╔══

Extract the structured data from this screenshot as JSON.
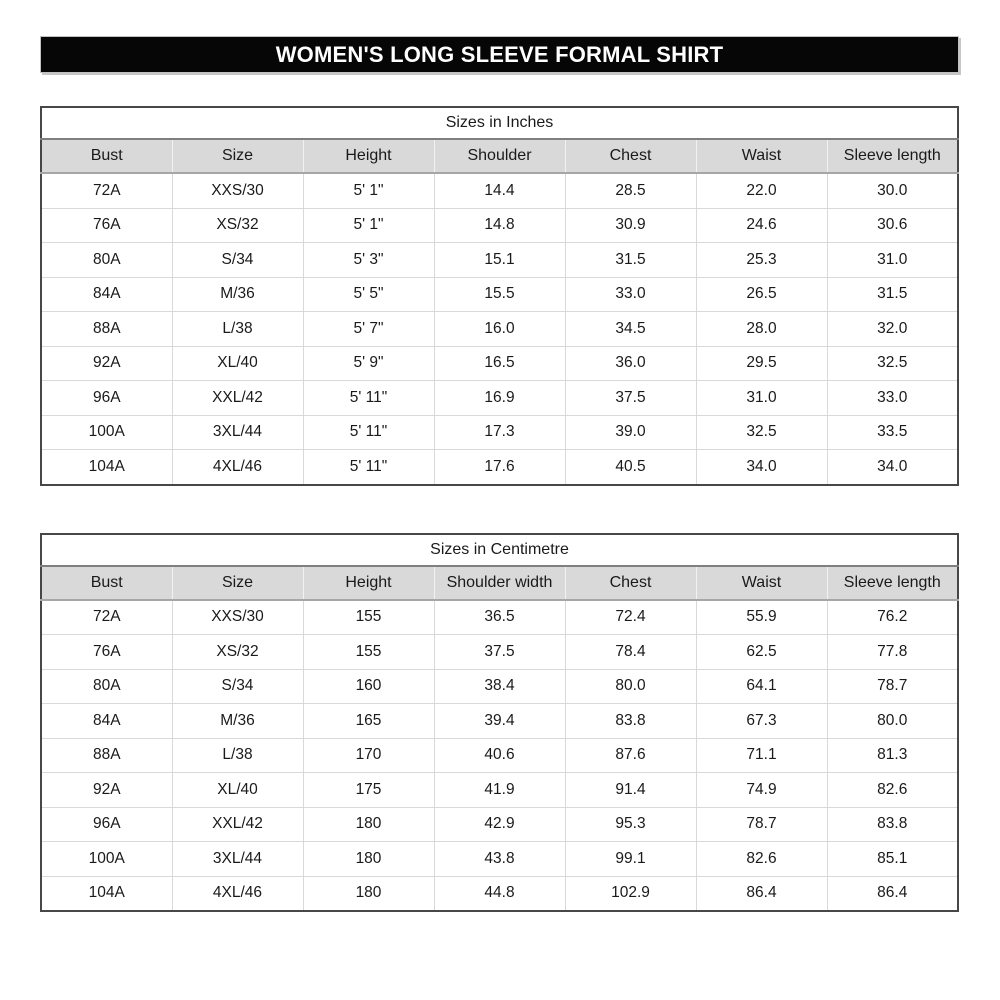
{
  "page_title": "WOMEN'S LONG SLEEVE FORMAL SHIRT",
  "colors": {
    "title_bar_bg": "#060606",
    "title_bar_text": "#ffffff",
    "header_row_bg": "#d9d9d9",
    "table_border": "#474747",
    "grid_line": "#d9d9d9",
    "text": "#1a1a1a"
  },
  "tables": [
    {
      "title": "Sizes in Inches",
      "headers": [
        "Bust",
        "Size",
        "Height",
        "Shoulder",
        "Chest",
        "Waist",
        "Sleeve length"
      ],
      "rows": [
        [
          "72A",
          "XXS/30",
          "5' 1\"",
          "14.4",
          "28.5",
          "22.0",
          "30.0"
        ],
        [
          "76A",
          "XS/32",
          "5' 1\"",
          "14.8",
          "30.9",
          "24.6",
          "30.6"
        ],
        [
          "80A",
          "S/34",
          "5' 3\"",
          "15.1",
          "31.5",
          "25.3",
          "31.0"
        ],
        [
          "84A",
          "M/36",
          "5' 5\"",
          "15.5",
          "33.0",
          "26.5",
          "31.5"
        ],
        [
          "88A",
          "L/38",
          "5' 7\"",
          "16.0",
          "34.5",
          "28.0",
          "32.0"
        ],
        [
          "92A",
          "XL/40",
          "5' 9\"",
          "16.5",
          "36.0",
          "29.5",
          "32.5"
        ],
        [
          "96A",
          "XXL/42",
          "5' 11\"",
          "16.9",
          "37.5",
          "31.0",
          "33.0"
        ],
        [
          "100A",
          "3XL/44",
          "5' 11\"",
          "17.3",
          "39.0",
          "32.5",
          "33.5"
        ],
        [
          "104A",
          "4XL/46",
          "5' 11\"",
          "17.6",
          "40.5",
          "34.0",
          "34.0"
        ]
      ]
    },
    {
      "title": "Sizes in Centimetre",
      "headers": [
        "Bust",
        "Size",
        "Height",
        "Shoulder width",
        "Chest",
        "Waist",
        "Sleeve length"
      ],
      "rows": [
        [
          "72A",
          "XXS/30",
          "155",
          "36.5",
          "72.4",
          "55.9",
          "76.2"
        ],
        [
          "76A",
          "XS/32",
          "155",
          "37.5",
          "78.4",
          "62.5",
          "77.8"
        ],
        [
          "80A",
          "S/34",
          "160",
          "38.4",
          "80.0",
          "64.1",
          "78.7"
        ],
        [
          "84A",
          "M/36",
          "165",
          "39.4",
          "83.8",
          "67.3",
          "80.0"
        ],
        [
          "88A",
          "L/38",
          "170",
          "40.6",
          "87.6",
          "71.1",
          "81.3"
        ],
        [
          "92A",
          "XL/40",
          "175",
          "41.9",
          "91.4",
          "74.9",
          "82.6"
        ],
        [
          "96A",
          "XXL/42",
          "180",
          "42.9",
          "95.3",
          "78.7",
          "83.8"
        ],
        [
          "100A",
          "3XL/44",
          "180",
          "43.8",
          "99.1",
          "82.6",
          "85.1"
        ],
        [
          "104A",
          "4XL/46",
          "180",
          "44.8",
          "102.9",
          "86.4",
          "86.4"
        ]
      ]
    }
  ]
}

╚══
╔══

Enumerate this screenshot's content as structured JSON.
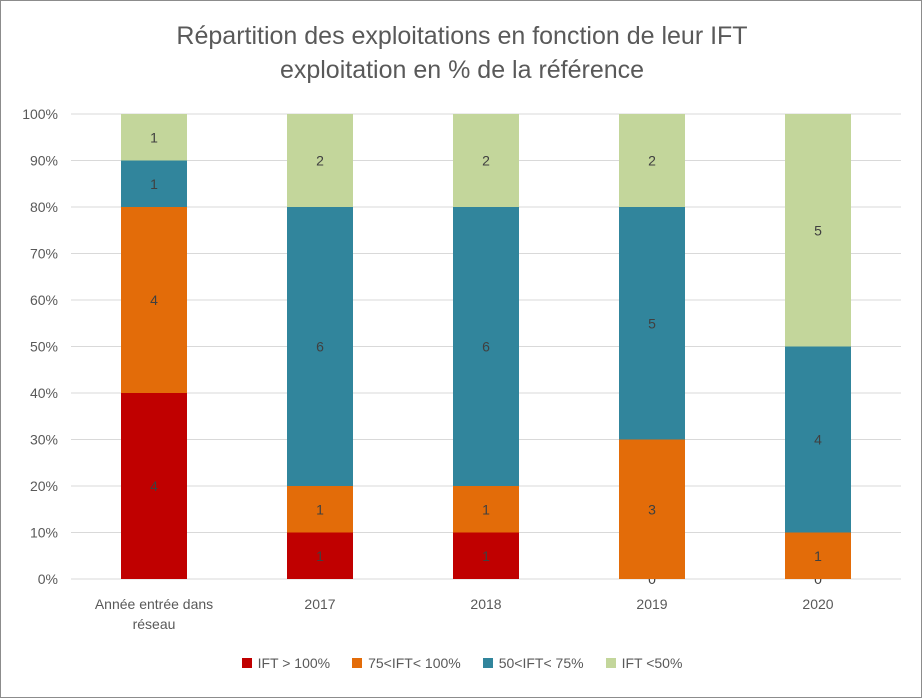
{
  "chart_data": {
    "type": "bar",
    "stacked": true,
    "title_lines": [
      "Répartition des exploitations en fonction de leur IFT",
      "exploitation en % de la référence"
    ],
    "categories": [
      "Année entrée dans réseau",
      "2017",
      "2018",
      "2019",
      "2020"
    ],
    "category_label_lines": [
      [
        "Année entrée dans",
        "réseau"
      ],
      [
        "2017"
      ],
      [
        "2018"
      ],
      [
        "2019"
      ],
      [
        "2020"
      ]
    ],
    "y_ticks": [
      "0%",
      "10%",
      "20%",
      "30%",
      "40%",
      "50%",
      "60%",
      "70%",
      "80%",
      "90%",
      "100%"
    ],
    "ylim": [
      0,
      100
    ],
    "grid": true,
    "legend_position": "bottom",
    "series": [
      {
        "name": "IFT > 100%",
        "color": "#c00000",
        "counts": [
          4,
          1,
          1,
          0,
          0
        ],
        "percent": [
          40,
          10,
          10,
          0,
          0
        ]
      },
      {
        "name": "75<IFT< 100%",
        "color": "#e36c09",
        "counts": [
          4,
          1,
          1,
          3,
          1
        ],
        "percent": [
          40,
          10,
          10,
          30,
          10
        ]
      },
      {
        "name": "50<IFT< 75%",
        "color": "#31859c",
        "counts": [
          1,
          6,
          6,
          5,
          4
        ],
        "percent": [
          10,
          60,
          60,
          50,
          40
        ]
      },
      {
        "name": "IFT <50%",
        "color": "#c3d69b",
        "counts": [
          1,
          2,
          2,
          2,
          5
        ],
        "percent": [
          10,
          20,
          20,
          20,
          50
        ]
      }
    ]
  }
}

╚══
╔══

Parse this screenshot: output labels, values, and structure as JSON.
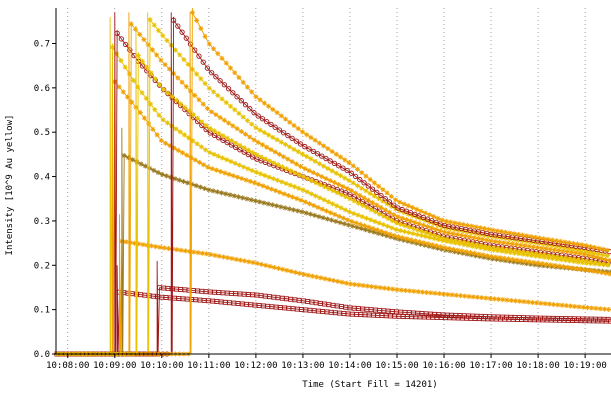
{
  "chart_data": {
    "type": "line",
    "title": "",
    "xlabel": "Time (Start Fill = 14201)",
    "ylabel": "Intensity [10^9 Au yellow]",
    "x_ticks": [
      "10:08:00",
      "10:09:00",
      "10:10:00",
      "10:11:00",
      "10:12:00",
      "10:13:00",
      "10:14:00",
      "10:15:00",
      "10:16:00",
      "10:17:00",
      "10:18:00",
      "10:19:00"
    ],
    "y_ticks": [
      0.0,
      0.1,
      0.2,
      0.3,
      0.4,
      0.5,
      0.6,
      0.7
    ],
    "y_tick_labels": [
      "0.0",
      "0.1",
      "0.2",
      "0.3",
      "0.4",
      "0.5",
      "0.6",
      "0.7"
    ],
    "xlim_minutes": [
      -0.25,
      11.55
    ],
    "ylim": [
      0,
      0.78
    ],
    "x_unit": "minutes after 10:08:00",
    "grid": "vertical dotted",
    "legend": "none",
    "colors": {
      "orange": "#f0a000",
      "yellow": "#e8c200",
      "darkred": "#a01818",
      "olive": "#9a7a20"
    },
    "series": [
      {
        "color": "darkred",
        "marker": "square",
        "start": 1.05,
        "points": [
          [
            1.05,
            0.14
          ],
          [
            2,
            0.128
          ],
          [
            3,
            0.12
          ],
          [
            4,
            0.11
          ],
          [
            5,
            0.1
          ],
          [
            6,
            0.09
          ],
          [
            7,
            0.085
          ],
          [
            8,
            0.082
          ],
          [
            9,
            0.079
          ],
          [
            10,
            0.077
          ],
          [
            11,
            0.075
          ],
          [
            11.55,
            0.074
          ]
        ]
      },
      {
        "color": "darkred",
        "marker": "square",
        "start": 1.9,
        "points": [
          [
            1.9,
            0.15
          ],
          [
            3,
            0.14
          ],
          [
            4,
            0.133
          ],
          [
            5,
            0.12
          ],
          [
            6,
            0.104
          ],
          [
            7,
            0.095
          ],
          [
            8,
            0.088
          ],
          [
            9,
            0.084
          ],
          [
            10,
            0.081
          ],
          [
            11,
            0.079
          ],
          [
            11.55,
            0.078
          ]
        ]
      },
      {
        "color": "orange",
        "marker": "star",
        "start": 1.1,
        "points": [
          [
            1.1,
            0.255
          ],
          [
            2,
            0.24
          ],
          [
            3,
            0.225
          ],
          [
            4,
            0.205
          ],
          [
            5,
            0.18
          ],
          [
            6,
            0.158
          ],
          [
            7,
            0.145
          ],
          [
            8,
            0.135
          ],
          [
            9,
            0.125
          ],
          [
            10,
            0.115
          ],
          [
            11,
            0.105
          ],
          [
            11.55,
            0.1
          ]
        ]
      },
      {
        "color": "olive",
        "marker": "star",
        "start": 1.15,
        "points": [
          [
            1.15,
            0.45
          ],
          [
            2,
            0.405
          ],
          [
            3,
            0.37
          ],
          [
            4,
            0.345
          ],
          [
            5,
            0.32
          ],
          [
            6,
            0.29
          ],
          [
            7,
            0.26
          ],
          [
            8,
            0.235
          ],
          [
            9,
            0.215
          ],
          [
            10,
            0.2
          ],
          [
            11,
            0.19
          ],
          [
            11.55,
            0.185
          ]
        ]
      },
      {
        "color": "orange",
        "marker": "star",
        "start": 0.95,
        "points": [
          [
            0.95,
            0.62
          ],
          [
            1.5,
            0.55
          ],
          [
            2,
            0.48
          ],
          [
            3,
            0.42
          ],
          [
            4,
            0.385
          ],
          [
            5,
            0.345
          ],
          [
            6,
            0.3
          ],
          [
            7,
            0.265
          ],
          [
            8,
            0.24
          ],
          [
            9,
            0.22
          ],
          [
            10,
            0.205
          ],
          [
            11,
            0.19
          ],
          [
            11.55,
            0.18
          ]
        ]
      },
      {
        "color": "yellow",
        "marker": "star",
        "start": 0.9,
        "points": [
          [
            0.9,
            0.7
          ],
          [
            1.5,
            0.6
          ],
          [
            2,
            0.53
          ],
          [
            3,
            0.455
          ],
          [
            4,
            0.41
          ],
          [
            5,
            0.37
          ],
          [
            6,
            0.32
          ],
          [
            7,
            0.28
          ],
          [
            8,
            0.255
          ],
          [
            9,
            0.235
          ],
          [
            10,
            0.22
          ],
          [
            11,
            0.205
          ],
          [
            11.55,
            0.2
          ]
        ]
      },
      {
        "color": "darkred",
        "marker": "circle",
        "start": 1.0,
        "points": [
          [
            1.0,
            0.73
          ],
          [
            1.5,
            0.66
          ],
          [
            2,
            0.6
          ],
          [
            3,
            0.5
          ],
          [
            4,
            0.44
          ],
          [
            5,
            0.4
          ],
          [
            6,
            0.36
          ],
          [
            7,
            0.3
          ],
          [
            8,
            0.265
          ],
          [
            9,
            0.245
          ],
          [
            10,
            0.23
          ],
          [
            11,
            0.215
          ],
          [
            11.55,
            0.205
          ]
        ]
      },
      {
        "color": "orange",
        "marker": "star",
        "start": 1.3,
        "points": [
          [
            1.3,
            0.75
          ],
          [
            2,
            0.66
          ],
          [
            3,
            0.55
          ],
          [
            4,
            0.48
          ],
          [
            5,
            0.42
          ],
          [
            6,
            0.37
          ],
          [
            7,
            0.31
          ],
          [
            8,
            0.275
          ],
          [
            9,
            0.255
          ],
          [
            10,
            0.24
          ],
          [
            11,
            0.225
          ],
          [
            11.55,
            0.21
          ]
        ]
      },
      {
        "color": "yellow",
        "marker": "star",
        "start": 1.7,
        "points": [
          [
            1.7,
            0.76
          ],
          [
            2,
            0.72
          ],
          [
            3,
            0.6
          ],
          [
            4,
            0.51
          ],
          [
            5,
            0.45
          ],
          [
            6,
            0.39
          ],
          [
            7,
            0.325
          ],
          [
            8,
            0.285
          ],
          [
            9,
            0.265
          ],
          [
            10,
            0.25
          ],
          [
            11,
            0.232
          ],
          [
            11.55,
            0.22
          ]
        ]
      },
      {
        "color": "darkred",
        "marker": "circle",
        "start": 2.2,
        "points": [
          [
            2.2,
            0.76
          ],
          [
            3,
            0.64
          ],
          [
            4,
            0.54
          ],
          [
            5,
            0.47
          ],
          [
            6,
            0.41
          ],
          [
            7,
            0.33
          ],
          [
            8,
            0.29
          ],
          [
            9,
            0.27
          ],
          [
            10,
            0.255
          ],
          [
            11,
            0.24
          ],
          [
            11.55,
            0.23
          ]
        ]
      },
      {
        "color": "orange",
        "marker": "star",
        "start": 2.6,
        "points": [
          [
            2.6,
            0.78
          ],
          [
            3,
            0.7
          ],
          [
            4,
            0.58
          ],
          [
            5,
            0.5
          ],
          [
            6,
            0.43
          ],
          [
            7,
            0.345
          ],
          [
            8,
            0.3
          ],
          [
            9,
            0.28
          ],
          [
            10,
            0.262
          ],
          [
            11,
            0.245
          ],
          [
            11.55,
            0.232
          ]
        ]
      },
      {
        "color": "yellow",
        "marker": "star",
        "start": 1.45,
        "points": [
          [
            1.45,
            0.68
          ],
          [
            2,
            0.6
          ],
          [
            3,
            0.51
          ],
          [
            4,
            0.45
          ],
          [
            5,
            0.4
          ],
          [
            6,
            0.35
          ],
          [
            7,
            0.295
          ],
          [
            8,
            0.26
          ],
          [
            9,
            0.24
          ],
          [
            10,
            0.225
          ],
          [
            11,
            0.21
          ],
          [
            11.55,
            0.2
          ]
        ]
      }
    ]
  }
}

╚══

**Goal of the exercise**
Pick out and copy the lines of the material that include the word "Sizes".

**Task solution**
      "title": "Sizes in Inches",
      "title": "Sizes in Centimetre",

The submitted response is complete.